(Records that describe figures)
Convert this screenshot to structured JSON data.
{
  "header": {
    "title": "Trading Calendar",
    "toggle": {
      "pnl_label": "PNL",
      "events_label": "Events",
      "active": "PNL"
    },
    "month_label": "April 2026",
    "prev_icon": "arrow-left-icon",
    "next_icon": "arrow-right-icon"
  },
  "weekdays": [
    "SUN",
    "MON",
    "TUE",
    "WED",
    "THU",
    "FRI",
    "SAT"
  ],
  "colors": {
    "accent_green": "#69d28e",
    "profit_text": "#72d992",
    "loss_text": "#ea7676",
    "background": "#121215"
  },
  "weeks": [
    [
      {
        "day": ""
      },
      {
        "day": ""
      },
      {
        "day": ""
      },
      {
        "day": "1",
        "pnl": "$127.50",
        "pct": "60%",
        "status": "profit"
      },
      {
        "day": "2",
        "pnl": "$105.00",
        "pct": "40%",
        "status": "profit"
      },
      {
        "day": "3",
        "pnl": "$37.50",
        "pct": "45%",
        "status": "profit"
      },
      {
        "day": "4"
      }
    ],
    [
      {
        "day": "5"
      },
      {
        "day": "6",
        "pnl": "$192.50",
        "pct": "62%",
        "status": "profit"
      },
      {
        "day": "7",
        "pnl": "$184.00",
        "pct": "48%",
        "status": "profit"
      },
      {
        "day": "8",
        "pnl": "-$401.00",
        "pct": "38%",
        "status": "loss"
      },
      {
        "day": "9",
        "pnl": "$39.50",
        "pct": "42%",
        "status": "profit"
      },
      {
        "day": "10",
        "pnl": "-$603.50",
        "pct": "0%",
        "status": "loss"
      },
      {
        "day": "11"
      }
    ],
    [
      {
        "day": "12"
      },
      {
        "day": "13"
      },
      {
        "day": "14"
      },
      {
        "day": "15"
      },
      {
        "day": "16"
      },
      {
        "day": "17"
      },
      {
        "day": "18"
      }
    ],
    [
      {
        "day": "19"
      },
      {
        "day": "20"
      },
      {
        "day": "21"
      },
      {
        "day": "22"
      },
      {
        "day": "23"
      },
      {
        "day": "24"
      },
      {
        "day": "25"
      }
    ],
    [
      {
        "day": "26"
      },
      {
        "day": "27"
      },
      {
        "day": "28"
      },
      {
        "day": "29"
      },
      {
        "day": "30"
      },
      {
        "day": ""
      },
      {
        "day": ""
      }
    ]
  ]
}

**EXERCISE REQUIREMENTS**
Copy all data exactly, start to finish.

**RESULT**
Convert this screenshot to structured JSON data.
{
  "header": {
    "title": "Trading Calendar",
    "toggle": {
      "pnl_label": "PNL",
      "events_label": "Events",
      "active": "PNL"
    },
    "month_label": "April 2026",
    "prev_icon": "arrow-left-icon",
    "next_icon": "arrow-right-icon"
  },
  "weekdays": [
    "SUN",
    "MON",
    "TUE",
    "WED",
    "THU",
    "FRI",
    "SAT"
  ],
  "colors": {
    "accent_green": "#69d28e",
    "profit_text": "#72d992",
    "loss_text": "#ea7676",
    "background": "#121215"
  },
  "weeks": [
    [
      {
        "day": ""
      },
      {
        "day": ""
      },
      {
        "day": ""
      },
      {
        "day": "1",
        "pnl": "$127.50",
        "pct": "60%",
        "status": "profit"
      },
      {
        "day": "2",
        "pnl": "$105.00",
        "pct": "40%",
        "status": "profit"
      },
      {
        "day": "3",
        "pnl": "$37.50",
        "pct": "45%",
        "status": "profit"
      },
      {
        "day": "4"
      }
    ],
    [
      {
        "day": "5"
      },
      {
        "day": "6",
        "pnl": "$192.50",
        "pct": "62%",
        "status": "profit"
      },
      {
        "day": "7",
        "pnl": "$184.00",
        "pct": "48%",
        "status": "profit"
      },
      {
        "day": "8",
        "pnl": "-$401.00",
        "pct": "38%",
        "status": "loss"
      },
      {
        "day": "9",
        "pnl": "$39.50",
        "pct": "42%",
        "status": "profit"
      },
      {
        "day": "10",
        "pnl": "-$603.50",
        "pct": "0%",
        "status": "loss"
      },
      {
        "day": "11"
      }
    ],
    [
      {
        "day": "12"
      },
      {
        "day": "13"
      },
      {
        "day": "14"
      },
      {
        "day": "15"
      },
      {
        "day": "16"
      },
      {
        "day": "17"
      },
      {
        "day": "18"
      }
    ],
    [
      {
        "day": "19"
      },
      {
        "day": "20"
      },
      {
        "day": "21"
      },
      {
        "day": "22"
      },
      {
        "day": "23"
      },
      {
        "day": "24"
      },
      {
        "day": "25"
      }
    ],
    [
      {
        "day": "26"
      },
      {
        "day": "27"
      },
      {
        "day": "28"
      },
      {
        "day": "29"
      },
      {
        "day": "30"
      },
      {
        "day": ""
      },
      {
        "day": ""
      }
    ]
  ]
}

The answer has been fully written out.